• **What this task involves**
The listing below is the input. Say how many of its lines contain "Planck", giving the number alone.

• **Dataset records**
<<<<
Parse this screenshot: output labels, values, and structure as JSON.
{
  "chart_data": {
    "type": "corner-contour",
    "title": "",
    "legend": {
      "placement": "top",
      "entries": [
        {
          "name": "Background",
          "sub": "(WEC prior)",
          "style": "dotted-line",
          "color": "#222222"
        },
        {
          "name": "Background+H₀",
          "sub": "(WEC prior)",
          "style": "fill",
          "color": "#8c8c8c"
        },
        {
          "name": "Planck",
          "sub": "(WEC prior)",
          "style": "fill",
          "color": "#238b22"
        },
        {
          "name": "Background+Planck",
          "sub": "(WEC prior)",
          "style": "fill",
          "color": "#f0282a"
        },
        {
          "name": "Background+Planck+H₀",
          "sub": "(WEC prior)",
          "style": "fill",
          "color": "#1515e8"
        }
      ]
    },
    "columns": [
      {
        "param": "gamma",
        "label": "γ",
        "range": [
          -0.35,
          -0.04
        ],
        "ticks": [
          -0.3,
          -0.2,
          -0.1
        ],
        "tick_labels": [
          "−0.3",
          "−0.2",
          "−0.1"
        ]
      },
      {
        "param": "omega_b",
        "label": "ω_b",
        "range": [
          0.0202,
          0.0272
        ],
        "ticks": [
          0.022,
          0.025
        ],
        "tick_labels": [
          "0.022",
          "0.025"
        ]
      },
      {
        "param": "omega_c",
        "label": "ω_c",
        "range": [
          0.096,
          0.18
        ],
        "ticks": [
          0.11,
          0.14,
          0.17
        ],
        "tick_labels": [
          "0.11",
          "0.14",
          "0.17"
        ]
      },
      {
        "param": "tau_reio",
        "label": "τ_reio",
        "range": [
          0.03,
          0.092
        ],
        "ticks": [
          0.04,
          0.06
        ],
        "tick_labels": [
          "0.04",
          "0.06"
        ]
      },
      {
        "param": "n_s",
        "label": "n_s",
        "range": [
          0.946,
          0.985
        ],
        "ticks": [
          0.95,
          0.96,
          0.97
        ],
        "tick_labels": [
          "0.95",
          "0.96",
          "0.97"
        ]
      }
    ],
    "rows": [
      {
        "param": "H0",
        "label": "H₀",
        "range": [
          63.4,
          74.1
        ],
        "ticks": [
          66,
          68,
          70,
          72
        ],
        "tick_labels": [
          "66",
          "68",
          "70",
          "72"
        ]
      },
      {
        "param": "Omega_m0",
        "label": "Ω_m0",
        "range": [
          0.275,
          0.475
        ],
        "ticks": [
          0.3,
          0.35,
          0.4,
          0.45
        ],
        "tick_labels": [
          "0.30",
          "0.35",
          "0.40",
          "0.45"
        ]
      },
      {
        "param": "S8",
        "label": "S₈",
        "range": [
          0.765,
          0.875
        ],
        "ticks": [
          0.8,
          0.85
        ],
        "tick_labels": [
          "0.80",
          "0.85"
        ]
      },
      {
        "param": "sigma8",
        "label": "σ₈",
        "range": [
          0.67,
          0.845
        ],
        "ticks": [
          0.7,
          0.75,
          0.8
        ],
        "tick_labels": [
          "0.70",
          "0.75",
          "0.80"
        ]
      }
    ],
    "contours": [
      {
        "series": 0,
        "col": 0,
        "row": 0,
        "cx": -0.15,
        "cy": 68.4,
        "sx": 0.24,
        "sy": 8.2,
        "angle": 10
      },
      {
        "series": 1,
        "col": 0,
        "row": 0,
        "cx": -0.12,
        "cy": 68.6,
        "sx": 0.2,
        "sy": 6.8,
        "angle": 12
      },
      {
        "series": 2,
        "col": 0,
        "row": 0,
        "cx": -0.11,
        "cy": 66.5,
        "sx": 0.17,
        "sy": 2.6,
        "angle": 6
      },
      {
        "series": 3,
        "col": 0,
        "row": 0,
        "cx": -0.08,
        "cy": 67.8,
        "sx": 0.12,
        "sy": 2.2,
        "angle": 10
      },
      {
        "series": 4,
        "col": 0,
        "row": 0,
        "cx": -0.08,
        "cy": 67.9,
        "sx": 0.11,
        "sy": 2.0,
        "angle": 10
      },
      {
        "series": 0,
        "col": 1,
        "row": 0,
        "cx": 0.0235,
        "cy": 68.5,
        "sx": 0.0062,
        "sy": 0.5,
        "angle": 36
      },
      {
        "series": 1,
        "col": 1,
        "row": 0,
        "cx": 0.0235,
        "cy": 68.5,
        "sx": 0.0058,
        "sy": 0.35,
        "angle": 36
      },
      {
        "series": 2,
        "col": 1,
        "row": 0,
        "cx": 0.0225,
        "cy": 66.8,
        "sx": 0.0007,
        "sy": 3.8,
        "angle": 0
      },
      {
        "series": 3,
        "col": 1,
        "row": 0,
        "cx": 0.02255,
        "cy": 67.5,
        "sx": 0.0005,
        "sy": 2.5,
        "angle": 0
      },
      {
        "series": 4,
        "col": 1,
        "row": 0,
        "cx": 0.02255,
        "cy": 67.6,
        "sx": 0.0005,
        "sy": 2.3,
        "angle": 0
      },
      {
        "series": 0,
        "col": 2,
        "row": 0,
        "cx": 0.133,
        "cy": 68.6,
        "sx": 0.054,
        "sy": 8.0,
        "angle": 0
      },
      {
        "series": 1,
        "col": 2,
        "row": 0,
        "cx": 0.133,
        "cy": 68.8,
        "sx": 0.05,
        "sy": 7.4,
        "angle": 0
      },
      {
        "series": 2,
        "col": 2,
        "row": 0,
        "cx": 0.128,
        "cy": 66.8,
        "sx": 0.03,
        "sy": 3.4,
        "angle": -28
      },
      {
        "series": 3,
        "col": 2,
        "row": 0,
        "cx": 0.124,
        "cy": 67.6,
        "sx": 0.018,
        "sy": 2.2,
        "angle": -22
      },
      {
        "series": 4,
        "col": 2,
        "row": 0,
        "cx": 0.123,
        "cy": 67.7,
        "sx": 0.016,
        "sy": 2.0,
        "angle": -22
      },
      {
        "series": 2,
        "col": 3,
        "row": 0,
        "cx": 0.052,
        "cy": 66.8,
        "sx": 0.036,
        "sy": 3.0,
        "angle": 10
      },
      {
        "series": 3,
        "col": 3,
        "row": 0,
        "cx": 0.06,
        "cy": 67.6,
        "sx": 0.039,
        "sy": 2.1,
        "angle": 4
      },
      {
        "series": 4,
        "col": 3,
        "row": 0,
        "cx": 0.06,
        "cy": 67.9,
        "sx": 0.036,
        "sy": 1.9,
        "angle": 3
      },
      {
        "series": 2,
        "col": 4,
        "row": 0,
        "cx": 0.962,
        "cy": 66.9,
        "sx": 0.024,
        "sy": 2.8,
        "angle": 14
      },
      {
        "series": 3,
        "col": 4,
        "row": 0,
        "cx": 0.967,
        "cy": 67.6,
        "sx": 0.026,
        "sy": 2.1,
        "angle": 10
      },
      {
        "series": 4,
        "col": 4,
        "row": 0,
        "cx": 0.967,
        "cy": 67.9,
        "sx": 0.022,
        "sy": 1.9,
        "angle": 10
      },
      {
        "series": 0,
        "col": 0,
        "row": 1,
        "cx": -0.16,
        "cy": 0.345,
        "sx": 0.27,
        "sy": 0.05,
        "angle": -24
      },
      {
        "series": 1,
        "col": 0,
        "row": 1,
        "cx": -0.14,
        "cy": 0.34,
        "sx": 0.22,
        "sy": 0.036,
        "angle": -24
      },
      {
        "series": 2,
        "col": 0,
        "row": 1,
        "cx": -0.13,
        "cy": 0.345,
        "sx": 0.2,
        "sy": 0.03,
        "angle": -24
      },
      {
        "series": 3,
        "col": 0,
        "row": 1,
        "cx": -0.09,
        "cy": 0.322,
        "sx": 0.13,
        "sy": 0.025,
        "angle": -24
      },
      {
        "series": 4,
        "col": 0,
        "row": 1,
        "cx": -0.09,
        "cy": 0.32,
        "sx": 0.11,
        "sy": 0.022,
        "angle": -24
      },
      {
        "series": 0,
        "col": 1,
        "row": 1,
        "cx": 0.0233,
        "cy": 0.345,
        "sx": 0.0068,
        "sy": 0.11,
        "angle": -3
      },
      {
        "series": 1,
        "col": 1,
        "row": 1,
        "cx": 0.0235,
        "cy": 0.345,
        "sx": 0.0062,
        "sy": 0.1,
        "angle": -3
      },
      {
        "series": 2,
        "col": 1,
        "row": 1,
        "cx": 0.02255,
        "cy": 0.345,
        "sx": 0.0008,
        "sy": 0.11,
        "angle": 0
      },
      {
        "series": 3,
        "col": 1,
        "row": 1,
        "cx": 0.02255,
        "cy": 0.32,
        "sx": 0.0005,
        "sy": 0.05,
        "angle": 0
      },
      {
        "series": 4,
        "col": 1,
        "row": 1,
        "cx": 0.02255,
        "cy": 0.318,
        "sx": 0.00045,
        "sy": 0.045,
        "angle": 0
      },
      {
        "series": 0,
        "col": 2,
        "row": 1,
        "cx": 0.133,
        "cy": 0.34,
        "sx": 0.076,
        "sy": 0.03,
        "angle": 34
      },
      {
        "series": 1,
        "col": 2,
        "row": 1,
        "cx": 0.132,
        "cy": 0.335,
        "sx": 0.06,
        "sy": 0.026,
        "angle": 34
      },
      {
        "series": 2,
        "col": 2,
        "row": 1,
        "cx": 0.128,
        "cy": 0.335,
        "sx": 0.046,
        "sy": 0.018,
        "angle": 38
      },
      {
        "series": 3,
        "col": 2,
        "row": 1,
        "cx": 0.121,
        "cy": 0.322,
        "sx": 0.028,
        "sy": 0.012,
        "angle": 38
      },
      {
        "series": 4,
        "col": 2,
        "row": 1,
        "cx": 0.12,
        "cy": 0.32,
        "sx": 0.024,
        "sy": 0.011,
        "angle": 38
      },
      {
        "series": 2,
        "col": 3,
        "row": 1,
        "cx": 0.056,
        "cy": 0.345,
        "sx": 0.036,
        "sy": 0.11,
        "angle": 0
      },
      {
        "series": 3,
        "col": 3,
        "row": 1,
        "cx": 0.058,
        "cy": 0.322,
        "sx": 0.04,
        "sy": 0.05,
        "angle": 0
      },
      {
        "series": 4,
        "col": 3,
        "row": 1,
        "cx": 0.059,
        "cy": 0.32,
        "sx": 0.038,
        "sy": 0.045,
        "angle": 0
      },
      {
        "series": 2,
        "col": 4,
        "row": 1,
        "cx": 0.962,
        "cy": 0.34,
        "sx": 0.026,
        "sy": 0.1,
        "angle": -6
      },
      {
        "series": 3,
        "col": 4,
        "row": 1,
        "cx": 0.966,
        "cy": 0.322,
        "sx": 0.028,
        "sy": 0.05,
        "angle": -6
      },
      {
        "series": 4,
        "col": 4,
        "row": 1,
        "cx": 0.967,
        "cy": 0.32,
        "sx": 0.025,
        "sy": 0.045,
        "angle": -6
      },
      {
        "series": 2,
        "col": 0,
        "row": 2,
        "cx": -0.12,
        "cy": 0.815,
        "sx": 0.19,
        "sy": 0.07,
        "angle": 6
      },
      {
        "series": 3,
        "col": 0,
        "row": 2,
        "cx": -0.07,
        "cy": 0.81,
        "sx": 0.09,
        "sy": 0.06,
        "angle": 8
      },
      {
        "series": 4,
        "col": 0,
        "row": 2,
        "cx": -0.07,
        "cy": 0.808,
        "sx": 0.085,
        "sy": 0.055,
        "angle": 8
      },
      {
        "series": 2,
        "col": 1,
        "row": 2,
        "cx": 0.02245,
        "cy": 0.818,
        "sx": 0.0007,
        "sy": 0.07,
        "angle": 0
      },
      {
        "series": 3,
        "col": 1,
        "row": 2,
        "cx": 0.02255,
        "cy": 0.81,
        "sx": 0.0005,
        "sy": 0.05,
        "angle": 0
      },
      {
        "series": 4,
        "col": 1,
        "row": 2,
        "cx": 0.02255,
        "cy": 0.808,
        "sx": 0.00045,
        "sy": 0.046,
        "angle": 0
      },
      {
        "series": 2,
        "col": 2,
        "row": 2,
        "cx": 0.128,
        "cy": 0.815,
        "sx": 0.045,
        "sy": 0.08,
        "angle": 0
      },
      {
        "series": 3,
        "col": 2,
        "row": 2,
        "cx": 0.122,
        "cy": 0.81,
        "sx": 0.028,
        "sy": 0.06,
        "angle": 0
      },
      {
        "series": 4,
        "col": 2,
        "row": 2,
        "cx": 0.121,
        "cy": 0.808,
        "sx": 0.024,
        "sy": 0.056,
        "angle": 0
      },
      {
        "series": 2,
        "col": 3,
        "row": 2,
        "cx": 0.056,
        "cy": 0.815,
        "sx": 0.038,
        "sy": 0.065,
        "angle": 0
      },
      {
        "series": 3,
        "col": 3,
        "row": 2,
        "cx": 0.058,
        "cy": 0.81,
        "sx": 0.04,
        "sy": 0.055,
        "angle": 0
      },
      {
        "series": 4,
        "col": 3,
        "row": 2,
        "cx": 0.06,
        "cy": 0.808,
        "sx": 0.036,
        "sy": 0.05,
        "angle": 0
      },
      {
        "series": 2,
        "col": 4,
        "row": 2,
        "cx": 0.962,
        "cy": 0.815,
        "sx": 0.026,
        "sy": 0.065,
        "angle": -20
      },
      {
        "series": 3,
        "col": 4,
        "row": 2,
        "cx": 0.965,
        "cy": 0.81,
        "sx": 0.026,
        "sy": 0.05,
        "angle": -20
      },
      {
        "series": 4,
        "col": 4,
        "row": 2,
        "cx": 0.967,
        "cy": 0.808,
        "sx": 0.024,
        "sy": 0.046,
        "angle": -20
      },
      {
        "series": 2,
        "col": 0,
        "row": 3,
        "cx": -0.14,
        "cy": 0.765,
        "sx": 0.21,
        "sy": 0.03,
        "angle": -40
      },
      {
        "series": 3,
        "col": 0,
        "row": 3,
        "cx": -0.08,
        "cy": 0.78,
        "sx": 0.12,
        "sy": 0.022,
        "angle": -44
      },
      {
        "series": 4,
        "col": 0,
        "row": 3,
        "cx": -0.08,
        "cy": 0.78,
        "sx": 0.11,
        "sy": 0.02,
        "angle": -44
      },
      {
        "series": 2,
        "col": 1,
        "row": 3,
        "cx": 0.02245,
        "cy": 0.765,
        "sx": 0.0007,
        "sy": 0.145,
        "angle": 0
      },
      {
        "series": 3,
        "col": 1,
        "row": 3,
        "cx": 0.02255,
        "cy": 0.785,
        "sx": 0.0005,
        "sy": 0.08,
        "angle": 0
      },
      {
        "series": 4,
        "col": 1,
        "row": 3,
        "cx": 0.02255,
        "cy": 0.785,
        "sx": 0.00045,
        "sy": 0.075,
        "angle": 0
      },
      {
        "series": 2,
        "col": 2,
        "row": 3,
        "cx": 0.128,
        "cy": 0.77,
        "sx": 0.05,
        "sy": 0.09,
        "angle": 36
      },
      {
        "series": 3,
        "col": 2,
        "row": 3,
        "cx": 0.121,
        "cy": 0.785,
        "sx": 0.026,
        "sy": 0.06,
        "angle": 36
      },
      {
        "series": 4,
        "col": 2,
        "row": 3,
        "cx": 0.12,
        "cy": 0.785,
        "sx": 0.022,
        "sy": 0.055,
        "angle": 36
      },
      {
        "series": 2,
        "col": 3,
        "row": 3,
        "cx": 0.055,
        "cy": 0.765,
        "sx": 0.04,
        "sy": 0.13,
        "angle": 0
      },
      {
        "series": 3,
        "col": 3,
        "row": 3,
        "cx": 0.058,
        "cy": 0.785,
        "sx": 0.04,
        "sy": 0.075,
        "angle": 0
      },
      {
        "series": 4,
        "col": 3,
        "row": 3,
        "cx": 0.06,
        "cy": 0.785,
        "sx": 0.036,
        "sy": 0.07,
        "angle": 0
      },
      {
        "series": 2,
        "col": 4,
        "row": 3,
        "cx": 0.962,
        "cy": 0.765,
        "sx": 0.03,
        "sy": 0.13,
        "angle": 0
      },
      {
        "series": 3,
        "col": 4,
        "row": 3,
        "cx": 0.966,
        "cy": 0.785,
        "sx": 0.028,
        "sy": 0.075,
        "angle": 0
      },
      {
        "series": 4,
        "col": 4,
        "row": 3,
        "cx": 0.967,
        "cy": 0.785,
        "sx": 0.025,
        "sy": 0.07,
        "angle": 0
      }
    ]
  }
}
>>>>
• **Correct response**
3